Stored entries
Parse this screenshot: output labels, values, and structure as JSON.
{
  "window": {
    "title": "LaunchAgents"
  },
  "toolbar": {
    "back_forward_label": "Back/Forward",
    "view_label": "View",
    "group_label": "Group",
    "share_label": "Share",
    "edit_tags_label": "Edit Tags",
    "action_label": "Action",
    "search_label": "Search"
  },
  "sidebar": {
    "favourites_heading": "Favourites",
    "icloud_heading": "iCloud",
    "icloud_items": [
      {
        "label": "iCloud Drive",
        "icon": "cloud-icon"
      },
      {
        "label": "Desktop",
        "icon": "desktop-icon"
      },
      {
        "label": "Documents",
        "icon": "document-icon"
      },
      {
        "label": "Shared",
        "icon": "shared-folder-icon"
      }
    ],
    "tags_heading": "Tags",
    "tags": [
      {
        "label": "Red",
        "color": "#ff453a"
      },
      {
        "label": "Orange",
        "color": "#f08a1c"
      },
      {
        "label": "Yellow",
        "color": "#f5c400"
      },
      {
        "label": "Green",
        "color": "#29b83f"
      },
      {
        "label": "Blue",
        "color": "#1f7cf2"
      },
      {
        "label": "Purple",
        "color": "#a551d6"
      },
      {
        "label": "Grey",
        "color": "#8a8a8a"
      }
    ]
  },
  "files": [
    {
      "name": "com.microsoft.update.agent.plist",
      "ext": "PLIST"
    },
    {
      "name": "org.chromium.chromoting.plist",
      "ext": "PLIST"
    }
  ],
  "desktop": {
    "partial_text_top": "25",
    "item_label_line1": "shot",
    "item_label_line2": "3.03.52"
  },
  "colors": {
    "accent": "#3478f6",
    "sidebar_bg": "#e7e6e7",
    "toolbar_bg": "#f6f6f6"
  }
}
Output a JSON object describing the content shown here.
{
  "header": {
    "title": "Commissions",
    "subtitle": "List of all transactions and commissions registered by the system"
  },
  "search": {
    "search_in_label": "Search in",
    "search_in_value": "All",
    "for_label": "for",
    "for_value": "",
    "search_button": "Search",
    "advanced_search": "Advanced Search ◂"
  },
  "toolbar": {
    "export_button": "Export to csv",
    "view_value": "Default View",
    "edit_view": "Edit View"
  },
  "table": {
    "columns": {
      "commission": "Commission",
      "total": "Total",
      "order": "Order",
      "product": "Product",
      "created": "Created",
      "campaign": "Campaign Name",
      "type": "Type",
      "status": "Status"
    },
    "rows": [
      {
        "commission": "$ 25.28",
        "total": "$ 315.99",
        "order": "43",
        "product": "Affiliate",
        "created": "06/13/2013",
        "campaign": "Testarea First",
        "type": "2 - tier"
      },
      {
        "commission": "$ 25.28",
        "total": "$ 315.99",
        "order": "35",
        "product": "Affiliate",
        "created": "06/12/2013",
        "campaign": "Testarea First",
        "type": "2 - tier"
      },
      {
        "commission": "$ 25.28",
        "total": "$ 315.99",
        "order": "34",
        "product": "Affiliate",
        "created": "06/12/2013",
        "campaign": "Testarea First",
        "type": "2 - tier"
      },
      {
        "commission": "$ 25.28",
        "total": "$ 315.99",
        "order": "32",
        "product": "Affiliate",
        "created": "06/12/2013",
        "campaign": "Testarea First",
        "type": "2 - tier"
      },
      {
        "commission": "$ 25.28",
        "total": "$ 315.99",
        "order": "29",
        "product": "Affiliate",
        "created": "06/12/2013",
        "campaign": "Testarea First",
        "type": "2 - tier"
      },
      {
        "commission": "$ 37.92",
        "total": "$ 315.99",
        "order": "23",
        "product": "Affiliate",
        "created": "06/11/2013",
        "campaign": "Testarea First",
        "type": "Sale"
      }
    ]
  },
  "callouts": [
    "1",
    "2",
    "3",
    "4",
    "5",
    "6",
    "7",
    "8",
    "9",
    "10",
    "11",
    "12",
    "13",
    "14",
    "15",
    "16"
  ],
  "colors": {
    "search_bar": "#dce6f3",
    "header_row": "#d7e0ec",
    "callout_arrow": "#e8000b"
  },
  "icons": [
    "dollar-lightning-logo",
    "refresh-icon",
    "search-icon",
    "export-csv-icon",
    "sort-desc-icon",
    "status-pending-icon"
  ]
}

• [AIM]:
Above are some records; repeat all of them exactly.

• [EXERCISE SOLUTION]:
Parse this screenshot: output labels, values, and structure as JSON.
{
  "window": {
    "title": "LaunchAgents"
  },
  "toolbar": {
    "back_forward_label": "Back/Forward",
    "view_label": "View",
    "group_label": "Group",
    "share_label": "Share",
    "edit_tags_label": "Edit Tags",
    "action_label": "Action",
    "search_label": "Search"
  },
  "sidebar": {
    "favourites_heading": "Favourites",
    "icloud_heading": "iCloud",
    "icloud_items": [
      {
        "label": "iCloud Drive",
        "icon": "cloud-icon"
      },
      {
        "label": "Desktop",
        "icon": "desktop-icon"
      },
      {
        "label": "Documents",
        "icon": "document-icon"
      },
      {
        "label": "Shared",
        "icon": "shared-folder-icon"
      }
    ],
    "tags_heading": "Tags",
    "tags": [
      {
        "label": "Red",
        "color": "#ff453a"
      },
      {
        "label": "Orange",
        "color": "#f08a1c"
      },
      {
        "label": "Yellow",
        "color": "#f5c400"
      },
      {
        "label": "Green",
        "color": "#29b83f"
      },
      {
        "label": "Blue",
        "color": "#1f7cf2"
      },
      {
        "label": "Purple",
        "color": "#a551d6"
      },
      {
        "label": "Grey",
        "color": "#8a8a8a"
      }
    ]
  },
  "files": [
    {
      "name": "com.microsoft.update.agent.plist",
      "ext": "PLIST"
    },
    {
      "name": "org.chromium.chromoting.plist",
      "ext": "PLIST"
    }
  ],
  "desktop": {
    "partial_text_top": "25",
    "item_label_line1": "shot",
    "item_label_line2": "3.03.52"
  },
  "colors": {
    "accent": "#3478f6",
    "sidebar_bg": "#e7e6e7",
    "toolbar_bg": "#f6f6f6"
  }
}
Output a JSON object describing the content shown here.
{
  "header": {
    "title": "Commissions",
    "subtitle": "List of all transactions and commissions registered by the system"
  },
  "search": {
    "search_in_label": "Search in",
    "search_in_value": "All",
    "for_label": "for",
    "for_value": "",
    "search_button": "Search",
    "advanced_search": "Advanced Search ◂"
  },
  "toolbar": {
    "export_button": "Export to csv",
    "view_value": "Default View",
    "edit_view": "Edit View"
  },
  "table": {
    "columns": {
      "commission": "Commission",
      "total": "Total",
      "order": "Order",
      "product": "Product",
      "created": "Created",
      "campaign": "Campaign Name",
      "type": "Type",
      "status": "Status"
    },
    "rows": [
      {
        "commission": "$ 25.28",
        "total": "$ 315.99",
        "order": "43",
        "product": "Affiliate",
        "created": "06/13/2013",
        "campaign": "Testarea First",
        "type": "2 - tier"
      },
      {
        "commission": "$ 25.28",
        "total": "$ 315.99",
        "order": "35",
        "product": "Affiliate",
        "created": "06/12/2013",
        "campaign": "Testarea First",
        "type": "2 - tier"
      },
      {
        "commission": "$ 25.28",
        "total": "$ 315.99",
        "order": "34",
        "product": "Affiliate",
        "created": "06/12/2013",
        "campaign": "Testarea First",
        "type": "2 - tier"
      },
      {
        "commission": "$ 25.28",
        "total": "$ 315.99",
        "order": "32",
        "product": "Affiliate",
        "created": "06/12/2013",
        "campaign": "Testarea First",
        "type": "2 - tier"
      },
      {
        "commission": "$ 25.28",
        "total": "$ 315.99",
        "order": "29",
        "product": "Affiliate",
        "created": "06/12/2013",
        "campaign": "Testarea First",
        "type": "2 - tier"
      },
      {
        "commission": "$ 37.92",
        "total": "$ 315.99",
        "order": "23",
        "product": "Affiliate",
        "created": "06/11/2013",
        "campaign": "Testarea First",
        "type": "Sale"
      }
    ]
  },
  "callouts": [
    "1",
    "2",
    "3",
    "4",
    "5",
    "6",
    "7",
    "8",
    "9",
    "10",
    "11",
    "12",
    "13",
    "14",
    "15",
    "16"
  ],
  "colors": {
    "search_bar": "#dce6f3",
    "header_row": "#d7e0ec",
    "callout_arrow": "#e8000b"
  },
  "icons": [
    "dollar-lightning-logo",
    "refresh-icon",
    "search-icon",
    "export-csv-icon",
    "sort-desc-icon",
    "status-pending-icon"
  ]
}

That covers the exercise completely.